Exercise prompt
The required output is the line containing "Extract all readable text from this page." through the final line of the material below, printed exactly, with no other lines.

Task material

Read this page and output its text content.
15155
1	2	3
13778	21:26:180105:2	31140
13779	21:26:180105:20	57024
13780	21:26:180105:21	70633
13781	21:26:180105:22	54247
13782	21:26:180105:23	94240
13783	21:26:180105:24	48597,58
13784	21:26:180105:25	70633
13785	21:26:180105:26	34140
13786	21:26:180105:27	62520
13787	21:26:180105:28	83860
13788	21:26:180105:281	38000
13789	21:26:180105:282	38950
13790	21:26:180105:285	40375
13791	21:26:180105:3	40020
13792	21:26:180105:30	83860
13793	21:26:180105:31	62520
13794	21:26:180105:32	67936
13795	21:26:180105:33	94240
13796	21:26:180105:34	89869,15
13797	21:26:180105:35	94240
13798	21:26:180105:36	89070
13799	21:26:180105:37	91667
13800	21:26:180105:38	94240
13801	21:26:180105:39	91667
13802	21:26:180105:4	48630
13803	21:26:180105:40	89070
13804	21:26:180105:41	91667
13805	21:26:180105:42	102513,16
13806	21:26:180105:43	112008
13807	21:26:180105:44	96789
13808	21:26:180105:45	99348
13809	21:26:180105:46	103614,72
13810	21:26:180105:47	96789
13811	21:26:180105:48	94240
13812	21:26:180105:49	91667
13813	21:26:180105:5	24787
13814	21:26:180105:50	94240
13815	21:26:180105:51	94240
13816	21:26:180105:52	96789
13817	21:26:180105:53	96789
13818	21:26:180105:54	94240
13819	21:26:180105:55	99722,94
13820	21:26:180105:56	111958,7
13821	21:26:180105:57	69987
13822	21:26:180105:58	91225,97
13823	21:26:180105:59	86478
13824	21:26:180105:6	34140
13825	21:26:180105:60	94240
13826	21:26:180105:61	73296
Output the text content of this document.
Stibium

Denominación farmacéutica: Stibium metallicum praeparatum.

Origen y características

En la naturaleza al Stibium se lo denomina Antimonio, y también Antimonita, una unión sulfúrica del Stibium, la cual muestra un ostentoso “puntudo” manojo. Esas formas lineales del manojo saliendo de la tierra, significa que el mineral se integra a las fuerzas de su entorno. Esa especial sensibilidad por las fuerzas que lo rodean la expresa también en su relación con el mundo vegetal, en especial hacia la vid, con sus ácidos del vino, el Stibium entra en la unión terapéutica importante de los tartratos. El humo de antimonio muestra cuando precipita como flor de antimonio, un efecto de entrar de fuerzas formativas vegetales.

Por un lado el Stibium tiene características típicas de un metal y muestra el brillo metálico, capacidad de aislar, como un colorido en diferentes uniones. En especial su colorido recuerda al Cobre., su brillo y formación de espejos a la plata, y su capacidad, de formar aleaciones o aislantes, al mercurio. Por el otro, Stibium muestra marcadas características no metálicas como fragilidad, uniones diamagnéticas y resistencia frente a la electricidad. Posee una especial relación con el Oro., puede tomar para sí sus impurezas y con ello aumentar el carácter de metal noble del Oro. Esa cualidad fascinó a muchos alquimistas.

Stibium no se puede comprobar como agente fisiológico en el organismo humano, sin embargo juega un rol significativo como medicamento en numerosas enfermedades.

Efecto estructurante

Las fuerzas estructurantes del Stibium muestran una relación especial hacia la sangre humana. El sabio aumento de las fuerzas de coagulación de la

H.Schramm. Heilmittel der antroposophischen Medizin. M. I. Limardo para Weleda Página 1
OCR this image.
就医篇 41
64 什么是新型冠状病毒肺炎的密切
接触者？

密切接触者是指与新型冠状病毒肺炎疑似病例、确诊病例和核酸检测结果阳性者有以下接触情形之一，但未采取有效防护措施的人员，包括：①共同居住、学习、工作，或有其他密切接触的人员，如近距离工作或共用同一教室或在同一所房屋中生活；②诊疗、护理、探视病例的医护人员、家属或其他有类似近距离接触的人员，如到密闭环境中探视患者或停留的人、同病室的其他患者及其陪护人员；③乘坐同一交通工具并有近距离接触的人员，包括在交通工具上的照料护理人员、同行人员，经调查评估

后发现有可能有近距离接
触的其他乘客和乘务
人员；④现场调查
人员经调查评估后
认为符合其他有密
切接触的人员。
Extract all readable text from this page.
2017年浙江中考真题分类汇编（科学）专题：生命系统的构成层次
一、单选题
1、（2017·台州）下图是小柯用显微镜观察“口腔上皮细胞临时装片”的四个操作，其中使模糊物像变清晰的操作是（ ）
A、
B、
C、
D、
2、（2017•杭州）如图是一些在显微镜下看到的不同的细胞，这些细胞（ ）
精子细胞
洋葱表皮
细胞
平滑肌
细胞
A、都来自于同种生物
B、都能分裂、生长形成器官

Exercise solution
Extract all readable text from this page.
2017年浙江中考真题分类汇编（科学）专题：生命系统的构成层次
一、单选题
1、（2017·台州）下图是小柯用显微镜观察“口腔上皮细胞临时装片”的四个操作，其中使模糊物像变清晰的操作是（ ）
A、
B、
C、
D、
2、（2017•杭州）如图是一些在显微镜下看到的不同的细胞，这些细胞（ ）
精子细胞
洋葱表皮
细胞
平滑肌
细胞
A、都来自于同种生物
B、都能分裂、生长形成器官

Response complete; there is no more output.